== 提供テキスト

個人の生活に関わるものを考えてもこんなにあります。
企業活動に関わるものも含めたらもっと出てくるでしょう。
そもそも保険とはみんなで出し合った資金を困っている人に支援してあげる仕組みです。
生命保険と損害保険の話に戻すとどちらも困った事態に陥った時に使えます。
生命保険なら死亡したり、高度障害になったり、病気になったり…
損害保険も例えば、自動車保険なら自動車事故の被害に見舞われたり、加害者になってしまい被害者に賠償しなければいけない時や火災保険なら火災や台風などで家に被害が生じた時です。
要は日常ではなく「異常」な事態の時に使えるものです。
ちなみに保険の「ほしょう」の字は生命保険と損害保険で漢字が違うことはご存じでしょうか。
損害保険は「補償」
を使います。
「保障」は差し障りから保護して保つというような意味になります。
大黒柱を失った残った家族の生活を保つというような意味で生命保険は「保障」が使われます。

====

◆ **課題の内容**
1) レコードのうち、「- data-label: 10%: [325, 728, 417, 780]」を含む行から始まり「- data-label: 11%: [168, 609, 257, 661]」を含む行で終わる範囲を、両端の行も含め、空行を除いた番号付きリストとして示してください。
2) 保険についての文章を、最後の文の後から書き進める。

== 課題用レコード

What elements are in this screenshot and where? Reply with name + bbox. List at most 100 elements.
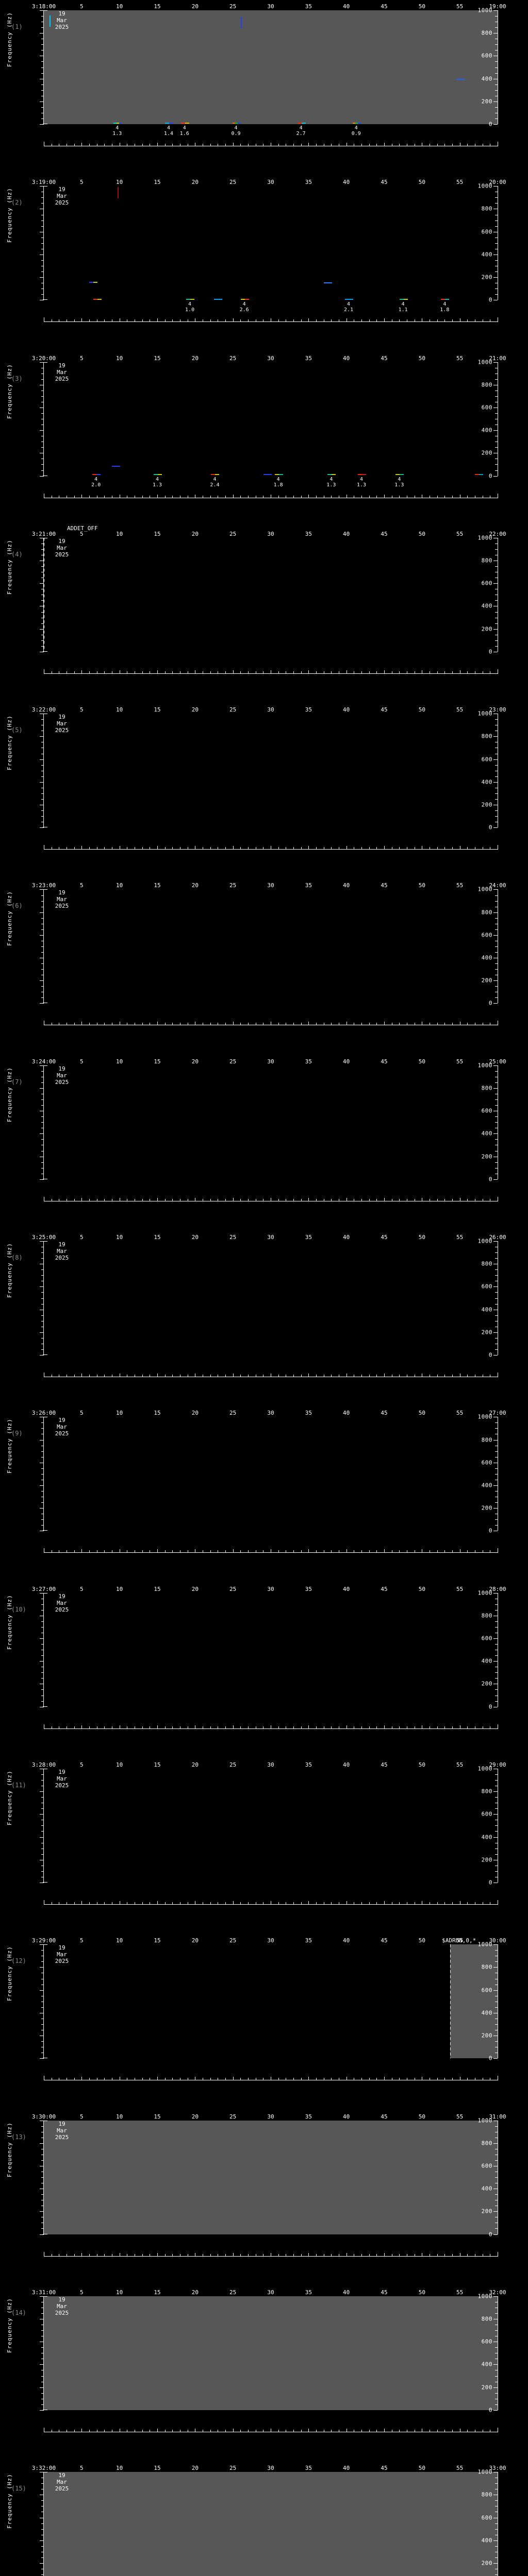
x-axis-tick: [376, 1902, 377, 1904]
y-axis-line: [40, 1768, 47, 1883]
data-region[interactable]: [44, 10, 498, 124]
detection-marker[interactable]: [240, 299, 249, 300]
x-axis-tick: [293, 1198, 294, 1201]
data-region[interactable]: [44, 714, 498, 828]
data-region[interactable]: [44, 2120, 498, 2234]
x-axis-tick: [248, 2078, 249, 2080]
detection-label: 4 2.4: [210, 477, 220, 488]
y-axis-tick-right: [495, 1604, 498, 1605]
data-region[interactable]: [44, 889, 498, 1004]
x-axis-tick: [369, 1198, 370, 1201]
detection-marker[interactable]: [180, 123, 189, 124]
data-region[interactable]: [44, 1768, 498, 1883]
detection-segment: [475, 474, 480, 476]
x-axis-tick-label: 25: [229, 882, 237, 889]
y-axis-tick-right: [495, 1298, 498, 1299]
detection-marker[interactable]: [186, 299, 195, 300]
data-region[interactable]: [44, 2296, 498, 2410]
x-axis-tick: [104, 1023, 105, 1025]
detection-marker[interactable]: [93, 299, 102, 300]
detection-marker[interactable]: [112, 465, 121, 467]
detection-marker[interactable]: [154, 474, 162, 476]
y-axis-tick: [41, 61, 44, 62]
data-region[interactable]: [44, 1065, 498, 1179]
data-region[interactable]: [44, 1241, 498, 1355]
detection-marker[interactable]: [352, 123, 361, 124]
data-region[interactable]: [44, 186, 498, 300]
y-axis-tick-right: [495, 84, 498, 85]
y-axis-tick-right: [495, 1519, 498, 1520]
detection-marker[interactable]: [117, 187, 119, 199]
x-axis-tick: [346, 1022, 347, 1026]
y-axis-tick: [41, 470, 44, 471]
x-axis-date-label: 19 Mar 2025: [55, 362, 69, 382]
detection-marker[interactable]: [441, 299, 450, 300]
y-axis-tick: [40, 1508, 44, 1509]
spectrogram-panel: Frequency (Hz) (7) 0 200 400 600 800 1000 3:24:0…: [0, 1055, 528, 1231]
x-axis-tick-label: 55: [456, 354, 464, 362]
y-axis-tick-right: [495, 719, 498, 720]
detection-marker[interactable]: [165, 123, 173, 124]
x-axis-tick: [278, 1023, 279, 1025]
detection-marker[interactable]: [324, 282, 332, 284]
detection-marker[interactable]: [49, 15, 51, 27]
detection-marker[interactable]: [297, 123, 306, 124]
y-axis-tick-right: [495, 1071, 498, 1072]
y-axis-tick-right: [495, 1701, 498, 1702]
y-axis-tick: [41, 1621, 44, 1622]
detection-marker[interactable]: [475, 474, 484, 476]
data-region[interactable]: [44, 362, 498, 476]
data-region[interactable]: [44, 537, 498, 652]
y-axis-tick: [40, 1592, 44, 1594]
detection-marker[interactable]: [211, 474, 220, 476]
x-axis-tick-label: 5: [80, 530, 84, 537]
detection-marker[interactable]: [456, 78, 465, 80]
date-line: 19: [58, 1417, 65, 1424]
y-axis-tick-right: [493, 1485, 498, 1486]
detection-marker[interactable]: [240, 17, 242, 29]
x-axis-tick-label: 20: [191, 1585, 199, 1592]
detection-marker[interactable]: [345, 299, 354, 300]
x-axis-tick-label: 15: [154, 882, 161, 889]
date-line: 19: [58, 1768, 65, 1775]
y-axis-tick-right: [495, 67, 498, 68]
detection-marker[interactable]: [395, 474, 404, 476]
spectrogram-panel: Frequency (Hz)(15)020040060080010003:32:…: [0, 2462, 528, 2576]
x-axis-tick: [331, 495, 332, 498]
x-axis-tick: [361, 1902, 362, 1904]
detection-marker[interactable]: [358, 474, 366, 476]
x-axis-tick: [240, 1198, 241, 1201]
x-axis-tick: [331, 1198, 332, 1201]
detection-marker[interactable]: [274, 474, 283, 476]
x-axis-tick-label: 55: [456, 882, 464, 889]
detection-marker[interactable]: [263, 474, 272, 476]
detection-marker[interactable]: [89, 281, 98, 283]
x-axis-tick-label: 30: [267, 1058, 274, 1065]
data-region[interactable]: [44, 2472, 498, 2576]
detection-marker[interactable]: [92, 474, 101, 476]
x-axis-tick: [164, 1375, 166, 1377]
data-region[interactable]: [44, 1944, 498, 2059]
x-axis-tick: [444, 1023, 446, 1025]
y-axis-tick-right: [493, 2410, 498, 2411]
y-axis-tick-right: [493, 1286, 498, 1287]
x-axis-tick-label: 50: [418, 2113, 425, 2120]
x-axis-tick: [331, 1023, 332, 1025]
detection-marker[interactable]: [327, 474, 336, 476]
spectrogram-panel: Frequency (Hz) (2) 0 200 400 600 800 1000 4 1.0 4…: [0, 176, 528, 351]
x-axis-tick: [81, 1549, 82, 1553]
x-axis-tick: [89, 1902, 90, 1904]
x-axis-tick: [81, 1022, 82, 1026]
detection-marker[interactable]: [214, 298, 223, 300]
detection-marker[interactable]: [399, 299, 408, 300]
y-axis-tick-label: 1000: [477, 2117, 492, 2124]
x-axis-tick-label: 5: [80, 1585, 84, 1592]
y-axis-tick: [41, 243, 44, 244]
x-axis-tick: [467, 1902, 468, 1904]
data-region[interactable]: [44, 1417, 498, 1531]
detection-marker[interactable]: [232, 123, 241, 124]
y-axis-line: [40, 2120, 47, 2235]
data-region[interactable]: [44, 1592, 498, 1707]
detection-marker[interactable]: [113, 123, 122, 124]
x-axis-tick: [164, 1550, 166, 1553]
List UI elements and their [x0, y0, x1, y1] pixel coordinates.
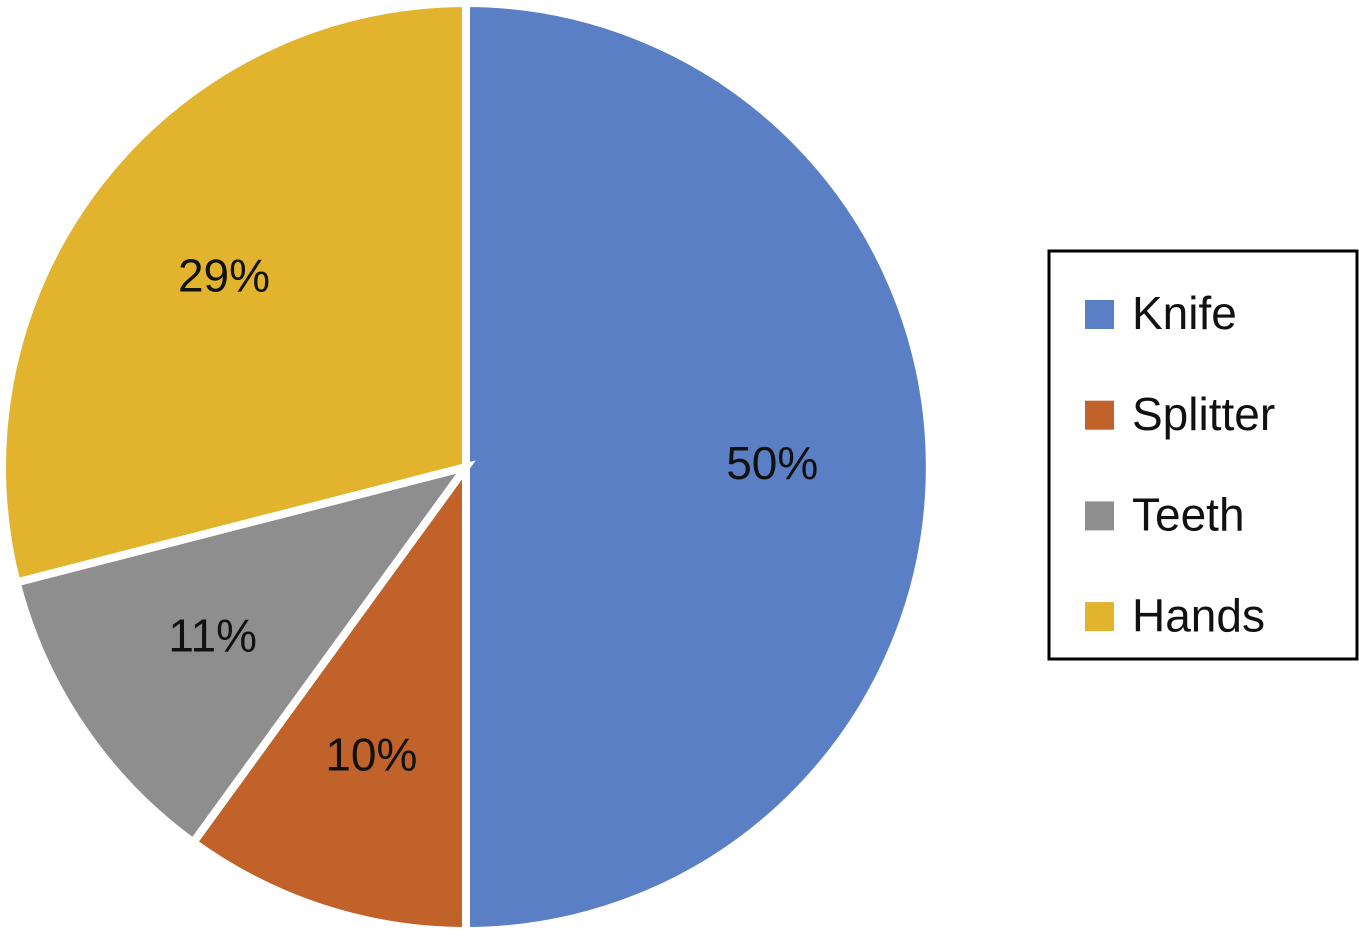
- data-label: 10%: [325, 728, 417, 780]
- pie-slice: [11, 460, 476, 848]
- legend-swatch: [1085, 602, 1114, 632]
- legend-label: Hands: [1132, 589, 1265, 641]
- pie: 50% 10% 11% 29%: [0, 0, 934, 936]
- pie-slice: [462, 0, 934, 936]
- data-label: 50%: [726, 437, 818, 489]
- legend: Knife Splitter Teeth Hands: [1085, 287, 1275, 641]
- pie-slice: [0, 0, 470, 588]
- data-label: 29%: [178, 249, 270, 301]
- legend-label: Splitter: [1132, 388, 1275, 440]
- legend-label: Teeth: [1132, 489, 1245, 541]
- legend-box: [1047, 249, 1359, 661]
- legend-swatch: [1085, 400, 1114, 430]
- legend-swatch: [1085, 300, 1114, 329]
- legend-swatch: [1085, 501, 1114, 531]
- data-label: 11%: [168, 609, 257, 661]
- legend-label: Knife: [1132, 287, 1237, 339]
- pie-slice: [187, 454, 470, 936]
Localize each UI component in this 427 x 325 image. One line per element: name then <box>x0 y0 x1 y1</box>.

====

◆ **課題の結果**
1)
1. - data-label: 10%: [325, 728, 417, 780]
2. - pie-slice: [11, 460, 476, 848]
3. - legend-swatch: [1085, 602, 1114, 632]
4. - legend-label: Hands: [1132, 589, 1265, 641]
5. - pie: 50% 10% 11% 29%: [0, 0, 934, 936]
6. - pie-slice: [462, 0, 934, 936]
7. - data-label: 50%: [726, 437, 818, 489]
8. - legend: Knife Splitter Teeth Hands: [1085, 287, 1275, 641]
9. - pie-slice: [0, 0, 470, 588]
10. - data-label: 29%: [178, 249, 270, 301]
11. - legend-label: Splitter: [1132, 388, 1275, 440]
12. - legend-label: Teeth: [1132, 489, 1245, 541]
13. - legend-box: [1047, 249, 1359, 661]
14. - legend-swatch: [1085, 400, 1114, 430]
15. - legend-swatch: [1085, 300, 1114, 329]
16. - legend-swatch: [1085, 501, 1114, 531]
17. - data-label: 11%: [168, 609, 257, 661]

2)
「補償」は損失、損害を補う、償うという意味になります。
事故で損なわれた物を補う、賠償するという意味で損害保険は「補償」を使います。
「ほしょう」の漢字の違いからも2つの保険の性質の違いが垣間見えるかもしれません。
2つの保険は保険金の支払われ方も違う
損害保険の基本的な考え方として、損害を補う、償うですので、損害を受けた物を元通りにする金額以上には支払われないという考え方になります。
例えば、300万円の車をぶつけた事故の場合
修理代が50万円かかるなら、基本的には、50万円が支払われます。
台風で家の屋根瓦が飛んだ事故の場合
修理代が100万円かかるなら、保険契約金額が3,000万円でも100万円しか支払われません。
生命保険の場合
一方で生命保険は「死亡したら2,000万円」という契約なら収入や性別、年齢に関係なく2,000万円が支払われます。
「年収500万円だったから、500万円に減額します」
なんてことはありません。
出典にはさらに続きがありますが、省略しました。